• _GIVEN TASK_: Repeat every line below exactly, word for word.

:: SUPPLIED INFORMATION

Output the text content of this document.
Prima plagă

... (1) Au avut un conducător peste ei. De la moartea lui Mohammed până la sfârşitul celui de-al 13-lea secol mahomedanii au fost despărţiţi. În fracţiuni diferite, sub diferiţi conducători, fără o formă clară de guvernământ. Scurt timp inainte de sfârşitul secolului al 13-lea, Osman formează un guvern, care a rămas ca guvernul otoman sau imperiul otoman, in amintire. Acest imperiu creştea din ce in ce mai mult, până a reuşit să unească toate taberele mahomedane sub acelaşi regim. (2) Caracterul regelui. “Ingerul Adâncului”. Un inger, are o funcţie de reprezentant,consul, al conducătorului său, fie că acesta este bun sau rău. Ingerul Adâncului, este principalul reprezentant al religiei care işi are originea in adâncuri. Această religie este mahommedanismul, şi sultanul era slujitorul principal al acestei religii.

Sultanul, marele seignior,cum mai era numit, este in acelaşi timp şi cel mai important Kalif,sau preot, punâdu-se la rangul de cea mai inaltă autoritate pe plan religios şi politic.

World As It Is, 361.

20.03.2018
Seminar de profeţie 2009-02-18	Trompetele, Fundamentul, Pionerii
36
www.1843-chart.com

::::

• _FULL OUTPUT_:
Output the text content of this document.
Prima plagă

... (1) Au avut un conducător peste ei. De la moartea lui Mohammed până la sfârşitul celui de-al 13-lea secol mahomedanii au fost despărţiţi. În fracţiuni diferite, sub diferiţi conducători, fără o formă clară de guvernământ. Scurt timp inainte de sfârşitul secolului al 13-lea, Osman formează un guvern, care a rămas ca guvernul otoman sau imperiul otoman, in amintire. Acest imperiu creştea din ce in ce mai mult, până a reuşit să unească toate taberele mahomedane sub acelaşi regim. (2) Caracterul regelui. “Ingerul Adâncului”. Un inger, are o funcţie de reprezentant,consul, al conducătorului său, fie că acesta este bun sau rău. Ingerul Adâncului, este principalul reprezentant al religiei care işi are originea in adâncuri. Această religie este mahommedanismul, şi sultanul era slujitorul principal al acestei religii.

Sultanul, marele seignior,cum mai era numit, este in acelaşi timp şi cel mai important Kalif,sau preot, punâdu-se la rangul de cea mai inaltă autoritate pe plan religios şi politic.

World As It Is, 361.

20.03.2018
Seminar de profeţie 2009-02-18	Trompetele, Fundamentul, Pionerii
36
www.1843-chart.com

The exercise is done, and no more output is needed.